**REQUEST:** Locate all lines with the word "ylabel" and copy them out.

**SUPPLIED RECORDS:**
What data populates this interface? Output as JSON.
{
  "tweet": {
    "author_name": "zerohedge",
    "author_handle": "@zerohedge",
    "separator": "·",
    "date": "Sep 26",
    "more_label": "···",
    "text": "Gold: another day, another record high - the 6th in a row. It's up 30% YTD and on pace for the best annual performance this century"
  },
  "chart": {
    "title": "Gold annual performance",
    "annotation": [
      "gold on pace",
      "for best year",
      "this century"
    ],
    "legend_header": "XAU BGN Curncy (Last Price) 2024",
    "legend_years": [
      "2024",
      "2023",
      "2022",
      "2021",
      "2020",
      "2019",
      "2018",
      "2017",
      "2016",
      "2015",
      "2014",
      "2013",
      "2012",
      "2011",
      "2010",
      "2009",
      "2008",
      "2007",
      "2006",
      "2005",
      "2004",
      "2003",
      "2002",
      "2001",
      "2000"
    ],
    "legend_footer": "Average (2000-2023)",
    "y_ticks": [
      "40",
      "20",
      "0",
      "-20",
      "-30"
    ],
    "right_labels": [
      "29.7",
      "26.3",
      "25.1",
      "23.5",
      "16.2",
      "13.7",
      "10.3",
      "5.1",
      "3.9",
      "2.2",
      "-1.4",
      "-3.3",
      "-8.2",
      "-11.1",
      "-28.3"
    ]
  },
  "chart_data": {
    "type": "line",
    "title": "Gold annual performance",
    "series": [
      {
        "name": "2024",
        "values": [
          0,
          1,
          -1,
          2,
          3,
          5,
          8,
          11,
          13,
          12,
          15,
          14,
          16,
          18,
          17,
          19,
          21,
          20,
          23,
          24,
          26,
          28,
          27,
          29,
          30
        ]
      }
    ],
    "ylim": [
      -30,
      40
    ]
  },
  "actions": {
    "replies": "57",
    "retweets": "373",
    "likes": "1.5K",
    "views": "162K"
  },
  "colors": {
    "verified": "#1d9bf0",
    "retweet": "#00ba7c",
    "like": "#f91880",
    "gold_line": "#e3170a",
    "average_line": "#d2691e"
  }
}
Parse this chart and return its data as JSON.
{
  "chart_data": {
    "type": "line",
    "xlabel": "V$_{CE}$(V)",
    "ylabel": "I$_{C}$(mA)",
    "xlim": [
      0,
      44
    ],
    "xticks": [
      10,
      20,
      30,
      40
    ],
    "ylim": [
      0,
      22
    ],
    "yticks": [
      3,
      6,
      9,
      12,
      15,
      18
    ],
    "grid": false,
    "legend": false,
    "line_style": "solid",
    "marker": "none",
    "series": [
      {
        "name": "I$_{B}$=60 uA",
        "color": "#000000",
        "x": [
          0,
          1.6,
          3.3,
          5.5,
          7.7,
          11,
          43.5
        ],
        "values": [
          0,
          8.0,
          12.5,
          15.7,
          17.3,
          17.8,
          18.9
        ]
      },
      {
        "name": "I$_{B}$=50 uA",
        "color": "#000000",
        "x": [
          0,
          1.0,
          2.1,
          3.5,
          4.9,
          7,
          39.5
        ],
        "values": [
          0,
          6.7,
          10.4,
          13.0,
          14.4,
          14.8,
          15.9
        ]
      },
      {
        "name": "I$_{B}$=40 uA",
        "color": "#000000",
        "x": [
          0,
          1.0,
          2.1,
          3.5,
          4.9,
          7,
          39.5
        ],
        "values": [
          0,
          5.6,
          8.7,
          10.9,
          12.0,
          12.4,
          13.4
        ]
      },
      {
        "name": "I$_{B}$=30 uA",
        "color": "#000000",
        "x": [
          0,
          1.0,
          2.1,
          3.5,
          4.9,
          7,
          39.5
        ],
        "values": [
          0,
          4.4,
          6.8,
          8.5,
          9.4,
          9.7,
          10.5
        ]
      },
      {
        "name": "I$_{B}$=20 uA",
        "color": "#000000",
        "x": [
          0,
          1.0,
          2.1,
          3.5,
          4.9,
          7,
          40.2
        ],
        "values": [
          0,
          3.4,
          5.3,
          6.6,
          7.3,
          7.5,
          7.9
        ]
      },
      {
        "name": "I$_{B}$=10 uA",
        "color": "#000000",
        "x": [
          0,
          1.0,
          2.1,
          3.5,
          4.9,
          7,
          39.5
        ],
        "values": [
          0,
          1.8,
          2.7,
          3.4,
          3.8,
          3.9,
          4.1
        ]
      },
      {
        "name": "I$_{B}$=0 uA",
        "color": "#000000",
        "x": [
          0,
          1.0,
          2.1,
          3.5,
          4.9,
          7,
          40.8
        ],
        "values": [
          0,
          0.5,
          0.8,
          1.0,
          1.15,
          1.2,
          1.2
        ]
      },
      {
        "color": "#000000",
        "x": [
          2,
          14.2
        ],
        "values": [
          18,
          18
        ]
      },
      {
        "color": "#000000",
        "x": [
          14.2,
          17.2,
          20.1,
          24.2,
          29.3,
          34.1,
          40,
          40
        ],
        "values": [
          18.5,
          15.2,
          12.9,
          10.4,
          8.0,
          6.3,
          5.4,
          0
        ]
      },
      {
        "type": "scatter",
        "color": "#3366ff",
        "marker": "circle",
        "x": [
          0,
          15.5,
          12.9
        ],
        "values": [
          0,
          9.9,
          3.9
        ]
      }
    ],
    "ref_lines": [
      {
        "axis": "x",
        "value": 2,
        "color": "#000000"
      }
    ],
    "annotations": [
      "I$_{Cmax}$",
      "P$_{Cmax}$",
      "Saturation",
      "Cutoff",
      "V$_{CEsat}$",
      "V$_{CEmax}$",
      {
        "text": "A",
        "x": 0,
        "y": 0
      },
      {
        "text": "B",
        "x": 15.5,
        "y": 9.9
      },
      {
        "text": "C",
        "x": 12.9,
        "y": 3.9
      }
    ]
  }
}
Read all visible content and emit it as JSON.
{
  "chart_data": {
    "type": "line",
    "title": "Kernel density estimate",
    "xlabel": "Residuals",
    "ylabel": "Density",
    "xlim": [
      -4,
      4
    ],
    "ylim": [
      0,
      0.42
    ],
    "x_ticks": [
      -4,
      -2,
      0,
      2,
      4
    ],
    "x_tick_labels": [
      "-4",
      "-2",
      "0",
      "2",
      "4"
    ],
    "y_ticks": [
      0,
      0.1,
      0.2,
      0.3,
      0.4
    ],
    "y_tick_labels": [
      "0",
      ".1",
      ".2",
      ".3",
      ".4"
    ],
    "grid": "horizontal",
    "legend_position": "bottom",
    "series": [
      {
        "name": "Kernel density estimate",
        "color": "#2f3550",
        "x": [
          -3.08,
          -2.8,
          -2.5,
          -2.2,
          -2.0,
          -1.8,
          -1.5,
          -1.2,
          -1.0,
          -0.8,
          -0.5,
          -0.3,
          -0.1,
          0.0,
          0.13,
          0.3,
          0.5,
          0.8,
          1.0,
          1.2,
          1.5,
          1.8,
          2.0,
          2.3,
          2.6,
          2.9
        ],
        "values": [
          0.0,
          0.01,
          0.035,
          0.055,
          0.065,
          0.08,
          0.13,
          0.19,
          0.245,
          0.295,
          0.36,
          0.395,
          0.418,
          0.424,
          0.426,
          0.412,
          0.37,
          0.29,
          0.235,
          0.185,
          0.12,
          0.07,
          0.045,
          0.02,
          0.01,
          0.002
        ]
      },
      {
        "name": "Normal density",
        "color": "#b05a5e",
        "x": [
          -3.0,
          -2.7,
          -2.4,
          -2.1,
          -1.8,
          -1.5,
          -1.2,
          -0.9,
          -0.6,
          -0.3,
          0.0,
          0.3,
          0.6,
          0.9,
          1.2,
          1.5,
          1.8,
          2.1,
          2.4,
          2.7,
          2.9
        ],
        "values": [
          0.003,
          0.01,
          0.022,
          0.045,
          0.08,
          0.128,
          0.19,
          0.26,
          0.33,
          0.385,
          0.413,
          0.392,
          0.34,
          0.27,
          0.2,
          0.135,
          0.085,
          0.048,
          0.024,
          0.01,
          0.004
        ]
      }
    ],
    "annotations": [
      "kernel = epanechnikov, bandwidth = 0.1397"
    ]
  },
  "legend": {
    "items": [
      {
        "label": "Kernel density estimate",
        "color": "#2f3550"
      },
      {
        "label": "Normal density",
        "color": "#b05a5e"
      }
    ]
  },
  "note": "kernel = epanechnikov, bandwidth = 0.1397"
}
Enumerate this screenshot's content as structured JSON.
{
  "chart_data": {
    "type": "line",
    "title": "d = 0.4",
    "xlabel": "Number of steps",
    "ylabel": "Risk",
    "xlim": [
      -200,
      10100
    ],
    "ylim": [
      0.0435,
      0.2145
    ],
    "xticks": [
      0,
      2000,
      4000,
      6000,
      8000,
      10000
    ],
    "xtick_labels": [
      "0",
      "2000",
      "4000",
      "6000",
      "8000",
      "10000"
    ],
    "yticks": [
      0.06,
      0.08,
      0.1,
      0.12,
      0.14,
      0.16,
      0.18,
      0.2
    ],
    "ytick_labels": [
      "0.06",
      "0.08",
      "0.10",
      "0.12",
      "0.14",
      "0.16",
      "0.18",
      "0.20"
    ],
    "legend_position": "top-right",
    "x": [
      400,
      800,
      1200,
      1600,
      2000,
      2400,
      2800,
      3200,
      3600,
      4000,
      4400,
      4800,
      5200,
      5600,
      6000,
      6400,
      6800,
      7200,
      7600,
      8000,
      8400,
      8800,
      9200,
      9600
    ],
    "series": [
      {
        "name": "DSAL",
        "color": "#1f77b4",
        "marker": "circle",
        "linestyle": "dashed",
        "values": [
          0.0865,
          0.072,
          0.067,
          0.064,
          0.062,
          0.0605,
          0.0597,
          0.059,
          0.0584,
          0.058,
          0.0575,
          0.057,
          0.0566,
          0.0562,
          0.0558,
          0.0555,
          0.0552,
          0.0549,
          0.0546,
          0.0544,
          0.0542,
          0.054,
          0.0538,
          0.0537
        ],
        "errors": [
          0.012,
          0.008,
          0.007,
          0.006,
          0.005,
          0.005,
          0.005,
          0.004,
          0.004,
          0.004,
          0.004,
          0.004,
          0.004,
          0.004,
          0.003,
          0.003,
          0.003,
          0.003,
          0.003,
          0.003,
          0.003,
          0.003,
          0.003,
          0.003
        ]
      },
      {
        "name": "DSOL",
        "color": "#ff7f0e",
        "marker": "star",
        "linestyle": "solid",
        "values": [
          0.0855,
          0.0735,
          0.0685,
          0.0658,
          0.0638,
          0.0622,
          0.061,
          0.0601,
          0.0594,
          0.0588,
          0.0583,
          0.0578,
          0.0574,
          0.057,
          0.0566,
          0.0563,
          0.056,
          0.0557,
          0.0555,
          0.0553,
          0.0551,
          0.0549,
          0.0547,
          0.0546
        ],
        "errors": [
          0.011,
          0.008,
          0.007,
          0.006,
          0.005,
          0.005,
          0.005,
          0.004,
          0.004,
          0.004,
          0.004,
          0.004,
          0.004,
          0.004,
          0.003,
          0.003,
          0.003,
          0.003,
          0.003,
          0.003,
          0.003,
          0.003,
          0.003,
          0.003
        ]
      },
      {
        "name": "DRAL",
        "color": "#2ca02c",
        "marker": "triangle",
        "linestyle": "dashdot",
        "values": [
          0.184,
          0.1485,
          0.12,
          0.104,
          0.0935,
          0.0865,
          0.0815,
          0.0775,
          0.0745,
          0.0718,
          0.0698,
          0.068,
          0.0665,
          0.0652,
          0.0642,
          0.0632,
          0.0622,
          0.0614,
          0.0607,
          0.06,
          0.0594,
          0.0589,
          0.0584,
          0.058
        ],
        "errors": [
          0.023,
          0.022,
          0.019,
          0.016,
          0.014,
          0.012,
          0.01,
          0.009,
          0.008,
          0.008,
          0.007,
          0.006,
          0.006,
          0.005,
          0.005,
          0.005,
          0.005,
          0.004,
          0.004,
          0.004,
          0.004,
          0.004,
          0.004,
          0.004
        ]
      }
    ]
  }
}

**RESPONSE TO THIS TASK:**
    "ylabel": "I$_{C}$(mA)",
    "ylabel": "Density",
    "ylabel": "Risk",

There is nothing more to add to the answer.